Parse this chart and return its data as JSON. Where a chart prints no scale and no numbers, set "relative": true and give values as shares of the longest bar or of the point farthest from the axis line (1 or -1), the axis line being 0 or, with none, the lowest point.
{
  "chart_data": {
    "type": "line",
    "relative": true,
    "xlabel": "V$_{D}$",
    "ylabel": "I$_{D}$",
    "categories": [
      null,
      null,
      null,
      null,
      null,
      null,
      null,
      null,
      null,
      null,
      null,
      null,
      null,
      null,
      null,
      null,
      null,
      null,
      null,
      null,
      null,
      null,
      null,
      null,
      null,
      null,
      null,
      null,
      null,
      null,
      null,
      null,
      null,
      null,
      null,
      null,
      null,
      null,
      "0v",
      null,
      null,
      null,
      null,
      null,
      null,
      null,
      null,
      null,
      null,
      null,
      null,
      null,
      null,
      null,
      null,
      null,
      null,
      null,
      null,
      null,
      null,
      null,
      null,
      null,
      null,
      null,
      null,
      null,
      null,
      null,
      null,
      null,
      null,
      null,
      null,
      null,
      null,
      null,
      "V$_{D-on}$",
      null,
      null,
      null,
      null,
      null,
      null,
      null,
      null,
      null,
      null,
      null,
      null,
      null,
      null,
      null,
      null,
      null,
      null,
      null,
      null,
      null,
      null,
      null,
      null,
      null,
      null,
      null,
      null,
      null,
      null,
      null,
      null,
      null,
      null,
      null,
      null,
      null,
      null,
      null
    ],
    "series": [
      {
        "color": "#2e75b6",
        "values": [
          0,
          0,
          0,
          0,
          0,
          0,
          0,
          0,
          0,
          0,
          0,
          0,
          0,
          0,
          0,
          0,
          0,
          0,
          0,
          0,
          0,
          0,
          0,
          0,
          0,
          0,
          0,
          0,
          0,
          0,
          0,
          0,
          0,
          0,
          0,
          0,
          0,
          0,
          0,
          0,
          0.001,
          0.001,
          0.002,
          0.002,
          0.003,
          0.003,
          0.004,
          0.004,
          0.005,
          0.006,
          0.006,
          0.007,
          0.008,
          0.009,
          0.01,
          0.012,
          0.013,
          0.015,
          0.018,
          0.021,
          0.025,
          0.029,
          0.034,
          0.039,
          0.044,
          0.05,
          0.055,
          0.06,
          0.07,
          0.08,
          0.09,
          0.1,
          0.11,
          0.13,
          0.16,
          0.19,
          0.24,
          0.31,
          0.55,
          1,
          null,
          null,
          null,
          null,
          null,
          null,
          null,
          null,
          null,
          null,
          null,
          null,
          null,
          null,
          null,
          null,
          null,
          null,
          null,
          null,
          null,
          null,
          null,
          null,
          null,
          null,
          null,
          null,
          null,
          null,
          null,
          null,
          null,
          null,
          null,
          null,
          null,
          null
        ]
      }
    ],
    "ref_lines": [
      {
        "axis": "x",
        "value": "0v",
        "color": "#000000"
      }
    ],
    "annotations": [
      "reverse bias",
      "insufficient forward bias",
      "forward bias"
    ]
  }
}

-=-=-

## Given instruction
Scan the material and collect every line that contains "values".

## Result of the task
Parse this chart and return its data as JSON. Where a chart prints no scale and no numbers, set "relative": true and give values as shares of the longest bar or of the point farthest from the axis line (1 or -1), the axis line being 0 or, with none, the lowest point.
        "values": [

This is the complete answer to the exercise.